(Stored entries)
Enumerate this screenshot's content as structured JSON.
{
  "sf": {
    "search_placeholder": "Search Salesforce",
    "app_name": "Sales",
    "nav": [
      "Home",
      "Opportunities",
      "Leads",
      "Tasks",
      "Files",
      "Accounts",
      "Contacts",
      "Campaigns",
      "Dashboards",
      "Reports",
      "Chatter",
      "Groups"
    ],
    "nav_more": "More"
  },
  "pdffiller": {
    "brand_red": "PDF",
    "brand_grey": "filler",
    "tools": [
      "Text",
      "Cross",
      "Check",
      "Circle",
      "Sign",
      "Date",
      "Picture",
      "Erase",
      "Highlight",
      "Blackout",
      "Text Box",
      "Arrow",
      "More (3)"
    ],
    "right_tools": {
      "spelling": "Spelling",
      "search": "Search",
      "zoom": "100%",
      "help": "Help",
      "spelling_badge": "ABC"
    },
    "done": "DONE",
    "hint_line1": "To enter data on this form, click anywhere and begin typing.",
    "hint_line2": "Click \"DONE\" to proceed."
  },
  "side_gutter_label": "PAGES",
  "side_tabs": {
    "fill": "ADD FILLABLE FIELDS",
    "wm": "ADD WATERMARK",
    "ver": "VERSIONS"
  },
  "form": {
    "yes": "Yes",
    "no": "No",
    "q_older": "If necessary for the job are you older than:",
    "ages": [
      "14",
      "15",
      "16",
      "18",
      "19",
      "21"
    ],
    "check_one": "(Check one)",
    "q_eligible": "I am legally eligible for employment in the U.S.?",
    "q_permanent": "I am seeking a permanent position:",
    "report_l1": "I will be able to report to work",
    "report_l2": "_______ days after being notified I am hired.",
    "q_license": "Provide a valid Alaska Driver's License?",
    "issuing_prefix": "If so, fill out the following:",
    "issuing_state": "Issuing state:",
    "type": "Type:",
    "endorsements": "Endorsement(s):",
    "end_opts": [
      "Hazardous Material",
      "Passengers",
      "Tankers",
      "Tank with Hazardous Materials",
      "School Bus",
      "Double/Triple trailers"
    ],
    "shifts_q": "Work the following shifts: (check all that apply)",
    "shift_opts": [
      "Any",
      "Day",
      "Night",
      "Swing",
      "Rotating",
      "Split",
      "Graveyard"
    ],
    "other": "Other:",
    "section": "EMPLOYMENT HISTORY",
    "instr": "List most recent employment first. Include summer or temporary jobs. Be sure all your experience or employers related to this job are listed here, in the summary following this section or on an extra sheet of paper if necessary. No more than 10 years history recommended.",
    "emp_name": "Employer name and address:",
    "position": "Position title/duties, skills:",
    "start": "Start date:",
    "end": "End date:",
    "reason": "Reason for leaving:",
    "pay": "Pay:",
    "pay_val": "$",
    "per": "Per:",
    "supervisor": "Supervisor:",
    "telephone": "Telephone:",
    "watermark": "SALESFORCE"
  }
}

WHAT THE EXERCISE ASKS — Your task is to transcribe the listing above in full, exactly as given.

FINISHED TASK —
Enumerate this screenshot's content as structured JSON.
{
  "sf": {
    "search_placeholder": "Search Salesforce",
    "app_name": "Sales",
    "nav": [
      "Home",
      "Opportunities",
      "Leads",
      "Tasks",
      "Files",
      "Accounts",
      "Contacts",
      "Campaigns",
      "Dashboards",
      "Reports",
      "Chatter",
      "Groups"
    ],
    "nav_more": "More"
  },
  "pdffiller": {
    "brand_red": "PDF",
    "brand_grey": "filler",
    "tools": [
      "Text",
      "Cross",
      "Check",
      "Circle",
      "Sign",
      "Date",
      "Picture",
      "Erase",
      "Highlight",
      "Blackout",
      "Text Box",
      "Arrow",
      "More (3)"
    ],
    "right_tools": {
      "spelling": "Spelling",
      "search": "Search",
      "zoom": "100%",
      "help": "Help",
      "spelling_badge": "ABC"
    },
    "done": "DONE",
    "hint_line1": "To enter data on this form, click anywhere and begin typing.",
    "hint_line2": "Click \"DONE\" to proceed."
  },
  "side_gutter_label": "PAGES",
  "side_tabs": {
    "fill": "ADD FILLABLE FIELDS",
    "wm": "ADD WATERMARK",
    "ver": "VERSIONS"
  },
  "form": {
    "yes": "Yes",
    "no": "No",
    "q_older": "If necessary for the job are you older than:",
    "ages": [
      "14",
      "15",
      "16",
      "18",
      "19",
      "21"
    ],
    "check_one": "(Check one)",
    "q_eligible": "I am legally eligible for employment in the U.S.?",
    "q_permanent": "I am seeking a permanent position:",
    "report_l1": "I will be able to report to work",
    "report_l2": "_______ days after being notified I am hired.",
    "q_license": "Provide a valid Alaska Driver's License?",
    "issuing_prefix": "If so, fill out the following:",
    "issuing_state": "Issuing state:",
    "type": "Type:",
    "endorsements": "Endorsement(s):",
    "end_opts": [
      "Hazardous Material",
      "Passengers",
      "Tankers",
      "Tank with Hazardous Materials",
      "School Bus",
      "Double/Triple trailers"
    ],
    "shifts_q": "Work the following shifts: (check all that apply)",
    "shift_opts": [
      "Any",
      "Day",
      "Night",
      "Swing",
      "Rotating",
      "Split",
      "Graveyard"
    ],
    "other": "Other:",
    "section": "EMPLOYMENT HISTORY",
    "instr": "List most recent employment first. Include summer or temporary jobs. Be sure all your experience or employers related to this job are listed here, in the summary following this section or on an extra sheet of paper if necessary. No more than 10 years history recommended.",
    "emp_name": "Employer name and address:",
    "position": "Position title/duties, skills:",
    "start": "Start date:",
    "end": "End date:",
    "reason": "Reason for leaving:",
    "pay": "Pay:",
    "pay_val": "$",
    "per": "Per:",
    "supervisor": "Supervisor:",
    "telephone": "Telephone:",
    "watermark": "SALESFORCE"
  }
}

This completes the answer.